DESCRIPTION OF THE TASK:
All material below is to be reproduced exactly.

* Start *

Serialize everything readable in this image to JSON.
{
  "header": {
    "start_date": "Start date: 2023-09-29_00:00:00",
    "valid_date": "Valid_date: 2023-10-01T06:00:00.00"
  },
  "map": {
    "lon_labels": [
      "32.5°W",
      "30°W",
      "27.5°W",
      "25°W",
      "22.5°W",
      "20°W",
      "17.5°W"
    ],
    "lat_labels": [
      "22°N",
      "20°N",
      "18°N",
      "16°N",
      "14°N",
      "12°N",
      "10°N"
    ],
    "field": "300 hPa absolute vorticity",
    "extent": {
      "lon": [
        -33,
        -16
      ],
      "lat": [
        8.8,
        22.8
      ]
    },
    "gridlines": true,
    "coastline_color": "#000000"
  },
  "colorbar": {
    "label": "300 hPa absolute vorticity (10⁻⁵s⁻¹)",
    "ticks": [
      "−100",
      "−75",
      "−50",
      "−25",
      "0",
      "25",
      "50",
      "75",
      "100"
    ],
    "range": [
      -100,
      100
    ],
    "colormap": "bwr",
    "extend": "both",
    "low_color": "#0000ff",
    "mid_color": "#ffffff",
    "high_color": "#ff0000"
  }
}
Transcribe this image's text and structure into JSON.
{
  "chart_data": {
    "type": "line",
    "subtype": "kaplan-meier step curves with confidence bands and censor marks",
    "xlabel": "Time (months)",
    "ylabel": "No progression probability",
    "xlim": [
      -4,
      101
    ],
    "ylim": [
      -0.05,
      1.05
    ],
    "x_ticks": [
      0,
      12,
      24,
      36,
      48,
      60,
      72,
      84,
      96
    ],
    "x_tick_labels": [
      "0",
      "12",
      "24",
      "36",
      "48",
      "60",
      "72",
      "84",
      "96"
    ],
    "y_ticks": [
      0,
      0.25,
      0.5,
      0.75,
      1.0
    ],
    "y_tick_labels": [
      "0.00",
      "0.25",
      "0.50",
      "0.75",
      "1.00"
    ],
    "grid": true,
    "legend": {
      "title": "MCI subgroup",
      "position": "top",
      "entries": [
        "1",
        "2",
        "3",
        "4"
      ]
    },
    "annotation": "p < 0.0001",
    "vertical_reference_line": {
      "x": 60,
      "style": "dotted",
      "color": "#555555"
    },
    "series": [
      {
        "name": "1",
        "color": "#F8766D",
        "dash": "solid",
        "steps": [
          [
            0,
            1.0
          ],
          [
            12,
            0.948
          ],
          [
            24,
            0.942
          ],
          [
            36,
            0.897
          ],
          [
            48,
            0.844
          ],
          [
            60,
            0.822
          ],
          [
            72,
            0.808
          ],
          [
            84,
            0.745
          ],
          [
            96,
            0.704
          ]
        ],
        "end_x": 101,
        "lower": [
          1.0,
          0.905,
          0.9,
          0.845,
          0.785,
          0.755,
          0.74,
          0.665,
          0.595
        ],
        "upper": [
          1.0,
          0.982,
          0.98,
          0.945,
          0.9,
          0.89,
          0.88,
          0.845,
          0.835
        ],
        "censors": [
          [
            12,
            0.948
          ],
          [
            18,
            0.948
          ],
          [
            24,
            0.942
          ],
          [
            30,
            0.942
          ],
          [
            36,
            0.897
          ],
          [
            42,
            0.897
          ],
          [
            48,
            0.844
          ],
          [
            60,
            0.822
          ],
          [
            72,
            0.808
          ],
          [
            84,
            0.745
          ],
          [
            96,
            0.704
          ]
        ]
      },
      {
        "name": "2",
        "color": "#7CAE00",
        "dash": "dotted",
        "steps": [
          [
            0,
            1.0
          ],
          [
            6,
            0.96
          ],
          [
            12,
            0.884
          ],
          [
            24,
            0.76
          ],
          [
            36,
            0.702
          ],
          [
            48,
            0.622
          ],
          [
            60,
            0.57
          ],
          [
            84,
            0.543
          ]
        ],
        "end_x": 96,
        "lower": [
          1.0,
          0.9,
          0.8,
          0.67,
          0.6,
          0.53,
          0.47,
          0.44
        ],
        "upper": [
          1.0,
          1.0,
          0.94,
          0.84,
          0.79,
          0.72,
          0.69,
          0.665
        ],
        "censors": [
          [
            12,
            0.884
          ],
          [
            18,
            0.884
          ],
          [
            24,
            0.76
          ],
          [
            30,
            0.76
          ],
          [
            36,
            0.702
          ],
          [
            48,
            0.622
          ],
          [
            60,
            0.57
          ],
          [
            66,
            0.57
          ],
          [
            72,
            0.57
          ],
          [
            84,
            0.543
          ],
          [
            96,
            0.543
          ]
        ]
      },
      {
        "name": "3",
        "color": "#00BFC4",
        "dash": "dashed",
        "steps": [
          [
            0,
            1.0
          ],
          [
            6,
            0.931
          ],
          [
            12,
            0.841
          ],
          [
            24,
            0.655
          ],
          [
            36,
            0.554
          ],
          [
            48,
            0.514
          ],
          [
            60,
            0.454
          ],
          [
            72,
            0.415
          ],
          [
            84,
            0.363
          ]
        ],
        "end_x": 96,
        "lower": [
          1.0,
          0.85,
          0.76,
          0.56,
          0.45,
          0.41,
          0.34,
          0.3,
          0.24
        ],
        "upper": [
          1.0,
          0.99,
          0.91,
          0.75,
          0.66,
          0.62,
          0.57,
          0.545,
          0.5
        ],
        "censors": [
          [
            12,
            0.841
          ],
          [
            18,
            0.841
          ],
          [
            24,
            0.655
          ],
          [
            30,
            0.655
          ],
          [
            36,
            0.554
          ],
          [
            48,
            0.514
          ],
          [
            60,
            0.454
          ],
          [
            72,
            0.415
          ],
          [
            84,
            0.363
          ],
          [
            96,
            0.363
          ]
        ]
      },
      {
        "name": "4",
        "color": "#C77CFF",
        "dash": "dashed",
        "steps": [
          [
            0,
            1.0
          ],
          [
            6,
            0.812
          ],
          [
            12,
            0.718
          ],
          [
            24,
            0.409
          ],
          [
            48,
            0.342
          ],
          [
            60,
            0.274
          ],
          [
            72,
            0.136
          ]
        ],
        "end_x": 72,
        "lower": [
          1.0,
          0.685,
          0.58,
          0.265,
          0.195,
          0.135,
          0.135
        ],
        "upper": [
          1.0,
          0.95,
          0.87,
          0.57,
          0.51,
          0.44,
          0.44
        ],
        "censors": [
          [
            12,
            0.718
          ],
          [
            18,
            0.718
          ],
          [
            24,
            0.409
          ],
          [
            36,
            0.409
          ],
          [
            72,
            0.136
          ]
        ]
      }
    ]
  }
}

* End *

RIGHT ANSWER:
Serialize everything readable in this image to JSON.
{
  "header": {
    "start_date": "Start date: 2023-09-29_00:00:00",
    "valid_date": "Valid_date: 2023-10-01T06:00:00.00"
  },
  "map": {
    "lon_labels": [
      "32.5°W",
      "30°W",
      "27.5°W",
      "25°W",
      "22.5°W",
      "20°W",
      "17.5°W"
    ],
    "lat_labels": [
      "22°N",
      "20°N",
      "18°N",
      "16°N",
      "14°N",
      "12°N",
      "10°N"
    ],
    "field": "300 hPa absolute vorticity",
    "extent": {
      "lon": [
        -33,
        -16
      ],
      "lat": [
        8.8,
        22.8
      ]
    },
    "gridlines": true,
    "coastline_color": "#000000"
  },
  "colorbar": {
    "label": "300 hPa absolute vorticity (10⁻⁵s⁻¹)",
    "ticks": [
      "−100",
      "−75",
      "−50",
      "−25",
      "0",
      "25",
      "50",
      "75",
      "100"
    ],
    "range": [
      -100,
      100
    ],
    "colormap": "bwr",
    "extend": "both",
    "low_color": "#0000ff",
    "mid_color": "#ffffff",
    "high_color": "#ff0000"
  }
}
Transcribe this image's text and structure into JSON.
{
  "chart_data": {
    "type": "line",
    "subtype": "kaplan-meier step curves with confidence bands and censor marks",
    "xlabel": "Time (months)",
    "ylabel": "No progression probability",
    "xlim": [
      -4,
      101
    ],
    "ylim": [
      -0.05,
      1.05
    ],
    "x_ticks": [
      0,
      12,
      24,
      36,
      48,
      60,
      72,
      84,
      96
    ],
    "x_tick_labels": [
      "0",
      "12",
      "24",
      "36",
      "48",
      "60",
      "72",
      "84",
      "96"
    ],
    "y_ticks": [
      0,
      0.25,
      0.5,
      0.75,
      1.0
    ],
    "y_tick_labels": [
      "0.00",
      "0.25",
      "0.50",
      "0.75",
      "1.00"
    ],
    "grid": true,
    "legend": {
      "title": "MCI subgroup",
      "position": "top",
      "entries": [
        "1",
        "2",
        "3",
        "4"
      ]
    },
    "annotation": "p < 0.0001",
    "vertical_reference_line": {
      "x": 60,
      "style": "dotted",
      "color": "#555555"
    },
    "series": [
      {
        "name": "1",
        "color": "#F8766D",
        "dash": "solid",
        "steps": [
          [
            0,
            1.0
          ],
          [
            12,
            0.948
          ],
          [
            24,
            0.942
          ],
          [
            36,
            0.897
          ],
          [
            48,
            0.844
          ],
          [
            60,
            0.822
          ],
          [
            72,
            0.808
          ],
          [
            84,
            0.745
          ],
          [
            96,
            0.704
          ]
        ],
        "end_x": 101,
        "lower": [
          1.0,
          0.905,
          0.9,
          0.845,
          0.785,
          0.755,
          0.74,
          0.665,
          0.595
        ],
        "upper": [
          1.0,
          0.982,
          0.98,
          0.945,
          0.9,
          0.89,
          0.88,
          0.845,
          0.835
        ],
        "censors": [
          [
            12,
            0.948
          ],
          [
            18,
            0.948
          ],
          [
            24,
            0.942
          ],
          [
            30,
            0.942
          ],
          [
            36,
            0.897
          ],
          [
            42,
            0.897
          ],
          [
            48,
            0.844
          ],
          [
            60,
            0.822
          ],
          [
            72,
            0.808
          ],
          [
            84,
            0.745
          ],
          [
            96,
            0.704
          ]
        ]
      },
      {
        "name": "2",
        "color": "#7CAE00",
        "dash": "dotted",
        "steps": [
          [
            0,
            1.0
          ],
          [
            6,
            0.96
          ],
          [
            12,
            0.884
          ],
          [
            24,
            0.76
          ],
          [
            36,
            0.702
          ],
          [
            48,
            0.622
          ],
          [
            60,
            0.57
          ],
          [
            84,
            0.543
          ]
        ],
        "end_x": 96,
        "lower": [
          1.0,
          0.9,
          0.8,
          0.67,
          0.6,
          0.53,
          0.47,
          0.44
        ],
        "upper": [
          1.0,
          1.0,
          0.94,
          0.84,
          0.79,
          0.72,
          0.69,
          0.665
        ],
        "censors": [
          [
            12,
            0.884
          ],
          [
            18,
            0.884
          ],
          [
            24,
            0.76
          ],
          [
            30,
            0.76
          ],
          [
            36,
            0.702
          ],
          [
            48,
            0.622
          ],
          [
            60,
            0.57
          ],
          [
            66,
            0.57
          ],
          [
            72,
            0.57
          ],
          [
            84,
            0.543
          ],
          [
            96,
            0.543
          ]
        ]
      },
      {
        "name": "3",
        "color": "#00BFC4",
        "dash": "dashed",
        "steps": [
          [
            0,
            1.0
          ],
          [
            6,
            0.931
          ],
          [
            12,
            0.841
          ],
          [
            24,
            0.655
          ],
          [
            36,
            0.554
          ],
          [
            48,
            0.514
          ],
          [
            60,
            0.454
          ],
          [
            72,
            0.415
          ],
          [
            84,
            0.363
          ]
        ],
        "end_x": 96,
        "lower": [
          1.0,
          0.85,
          0.76,
          0.56,
          0.45,
          0.41,
          0.34,
          0.3,
          0.24
        ],
        "upper": [
          1.0,
          0.99,
          0.91,
          0.75,
          0.66,
          0.62,
          0.57,
          0.545,
          0.5
        ],
        "censors": [
          [
            12,
            0.841
          ],
          [
            18,
            0.841
          ],
          [
            24,
            0.655
          ],
          [
            30,
            0.655
          ],
          [
            36,
            0.554
          ],
          [
            48,
            0.514
          ],
          [
            60,
            0.454
          ],
          [
            72,
            0.415
          ],
          [
            84,
            0.363
          ],
          [
            96,
            0.363
          ]
        ]
      },
      {
        "name": "4",
        "color": "#C77CFF",
        "dash": "dashed",
        "steps": [
          [
            0,
            1.0
          ],
          [
            6,
            0.812
          ],
          [
            12,
            0.718
          ],
          [
            24,
            0.409
          ],
          [
            48,
            0.342
          ],
          [
            60,
            0.274
          ],
          [
            72,
            0.136
          ]
        ],
        "end_x": 72,
        "lower": [
          1.0,
          0.685,
          0.58,
          0.265,
          0.195,
          0.135,
          0.135
        ],
        "upper": [
          1.0,
          0.95,
          0.87,
          0.57,
          0.51,
          0.44,
          0.44
        ],
        "censors": [
          [
            12,
            0.718
          ],
          [
            18,
            0.718
          ],
          [
            24,
            0.409
          ],
          [
            36,
            0.409
          ],
          [
            72,
            0.136
          ]
        ]
      }
    ]
  }
}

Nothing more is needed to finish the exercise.